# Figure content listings

+ + +

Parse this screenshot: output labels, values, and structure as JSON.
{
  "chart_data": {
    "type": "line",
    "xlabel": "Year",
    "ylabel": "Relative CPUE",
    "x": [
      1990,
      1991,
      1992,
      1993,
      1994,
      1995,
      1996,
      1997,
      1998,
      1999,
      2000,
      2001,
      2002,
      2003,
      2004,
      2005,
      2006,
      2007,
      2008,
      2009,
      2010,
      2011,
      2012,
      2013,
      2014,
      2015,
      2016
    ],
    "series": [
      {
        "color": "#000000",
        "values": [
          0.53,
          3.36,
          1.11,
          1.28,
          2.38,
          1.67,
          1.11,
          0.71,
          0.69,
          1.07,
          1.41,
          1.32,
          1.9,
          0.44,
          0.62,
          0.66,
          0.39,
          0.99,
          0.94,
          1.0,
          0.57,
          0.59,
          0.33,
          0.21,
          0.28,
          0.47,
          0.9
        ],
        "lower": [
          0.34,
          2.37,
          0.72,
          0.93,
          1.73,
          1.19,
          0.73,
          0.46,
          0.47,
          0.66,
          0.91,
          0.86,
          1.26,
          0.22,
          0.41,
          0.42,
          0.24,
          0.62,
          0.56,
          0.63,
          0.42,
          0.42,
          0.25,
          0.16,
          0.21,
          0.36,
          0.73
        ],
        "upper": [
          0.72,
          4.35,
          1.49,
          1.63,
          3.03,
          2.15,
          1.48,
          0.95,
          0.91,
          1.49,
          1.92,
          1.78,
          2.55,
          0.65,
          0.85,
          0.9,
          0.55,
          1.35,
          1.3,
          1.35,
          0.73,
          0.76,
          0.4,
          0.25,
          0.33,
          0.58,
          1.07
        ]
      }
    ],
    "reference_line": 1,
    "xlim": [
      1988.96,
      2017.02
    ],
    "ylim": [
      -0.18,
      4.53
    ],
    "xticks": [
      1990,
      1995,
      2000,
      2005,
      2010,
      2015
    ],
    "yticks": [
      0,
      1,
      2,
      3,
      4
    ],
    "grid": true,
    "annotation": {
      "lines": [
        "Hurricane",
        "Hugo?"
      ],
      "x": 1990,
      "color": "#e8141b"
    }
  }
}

+ + +

# Written problem
Write the entries again, exactly as they stand.

# Written response
Parse this screenshot: output labels, values, and structure as JSON.
{
  "chart_data": {
    "type": "line",
    "xlabel": "Year",
    "ylabel": "Relative CPUE",
    "x": [
      1990,
      1991,
      1992,
      1993,
      1994,
      1995,
      1996,
      1997,
      1998,
      1999,
      2000,
      2001,
      2002,
      2003,
      2004,
      2005,
      2006,
      2007,
      2008,
      2009,
      2010,
      2011,
      2012,
      2013,
      2014,
      2015,
      2016
    ],
    "series": [
      {
        "color": "#000000",
        "values": [
          0.53,
          3.36,
          1.11,
          1.28,
          2.38,
          1.67,
          1.11,
          0.71,
          0.69,
          1.07,
          1.41,
          1.32,
          1.9,
          0.44,
          0.62,
          0.66,
          0.39,
          0.99,
          0.94,
          1.0,
          0.57,
          0.59,
          0.33,
          0.21,
          0.28,
          0.47,
          0.9
        ],
        "lower": [
          0.34,
          2.37,
          0.72,
          0.93,
          1.73,
          1.19,
          0.73,
          0.46,
          0.47,
          0.66,
          0.91,
          0.86,
          1.26,
          0.22,
          0.41,
          0.42,
          0.24,
          0.62,
          0.56,
          0.63,
          0.42,
          0.42,
          0.25,
          0.16,
          0.21,
          0.36,
          0.73
        ],
        "upper": [
          0.72,
          4.35,
          1.49,
          1.63,
          3.03,
          2.15,
          1.48,
          0.95,
          0.91,
          1.49,
          1.92,
          1.78,
          2.55,
          0.65,
          0.85,
          0.9,
          0.55,
          1.35,
          1.3,
          1.35,
          0.73,
          0.76,
          0.4,
          0.25,
          0.33,
          0.58,
          1.07
        ]
      }
    ],
    "reference_line": 1,
    "xlim": [
      1988.96,
      2017.02
    ],
    "ylim": [
      -0.18,
      4.53
    ],
    "xticks": [
      1990,
      1995,
      2000,
      2005,
      2010,
      2015
    ],
    "yticks": [
      0,
      1,
      2,
      3,
      4
    ],
    "grid": true,
    "annotation": {
      "lines": [
        "Hurricane",
        "Hugo?"
      ],
      "x": 1990,
      "color": "#e8141b"
    }
  }
}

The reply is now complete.